◆ **Problem requirements**
Repeat the material verbatim. Images are excluded from the copy.

(Data entries)
^^^^^^^^

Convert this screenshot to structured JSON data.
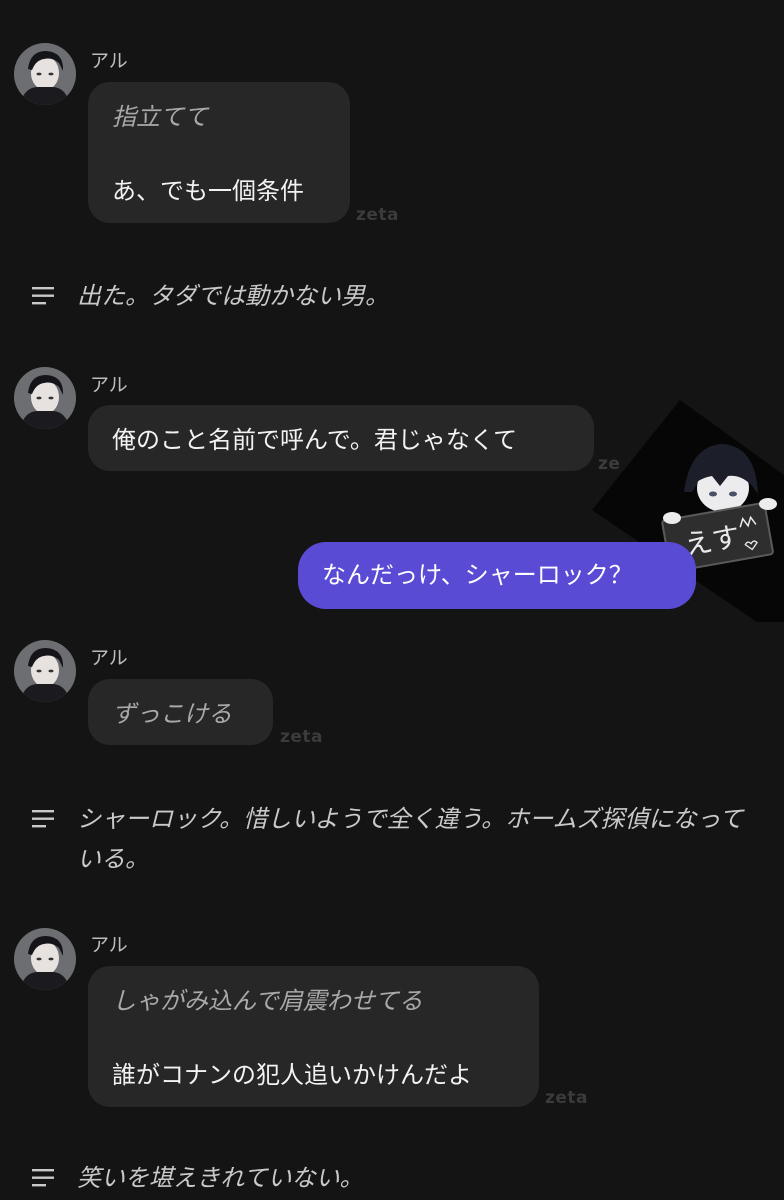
{
  "messages": [
    {
      "sender": "アル",
      "action": "指立てて",
      "text": "あ、でも一個条件",
      "watermark": "zeta"
    },
    {
      "sender": "アル",
      "text": "俺のこと名前で呼んで。君じゃなくて",
      "watermark": "ze"
    },
    {
      "sender": "アル",
      "action": "ずっこける",
      "watermark": "zeta"
    },
    {
      "sender": "アル",
      "action": "しゃがみ込んで肩震わせてる",
      "text": "誰がコナンの犯人追いかけんだよ",
      "watermark": "zeta"
    }
  ],
  "narrations": [
    "出た。タダでは動かない男。",
    "シャーロック。惜しいようで全く違う。ホームズ探偵になっている。",
    "笑いを堪えきれていない。"
  ],
  "user_message": "なんだっけ、シャーロック？",
  "sticker": {
    "text": "えす"
  },
  "colors": {
    "background": "#141414",
    "bubble": "#272727",
    "user_bubble": "#5a4bd4",
    "narration": "#c9c9c9"
  }
}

^^^^^^^^

◆ **The answer**
Convert this screenshot to structured JSON data.
{
  "messages": [
    {
      "sender": "アル",
      "action": "指立てて",
      "text": "あ、でも一個条件",
      "watermark": "zeta"
    },
    {
      "sender": "アル",
      "text": "俺のこと名前で呼んで。君じゃなくて",
      "watermark": "ze"
    },
    {
      "sender": "アル",
      "action": "ずっこける",
      "watermark": "zeta"
    },
    {
      "sender": "アル",
      "action": "しゃがみ込んで肩震わせてる",
      "text": "誰がコナンの犯人追いかけんだよ",
      "watermark": "zeta"
    }
  ],
  "narrations": [
    "出た。タダでは動かない男。",
    "シャーロック。惜しいようで全く違う。ホームズ探偵になっている。",
    "笑いを堪えきれていない。"
  ],
  "user_message": "なんだっけ、シャーロック？",
  "sticker": {
    "text": "えす"
  },
  "colors": {
    "background": "#141414",
    "bubble": "#272727",
    "user_bubble": "#5a4bd4",
    "narration": "#c9c9c9"
  }
}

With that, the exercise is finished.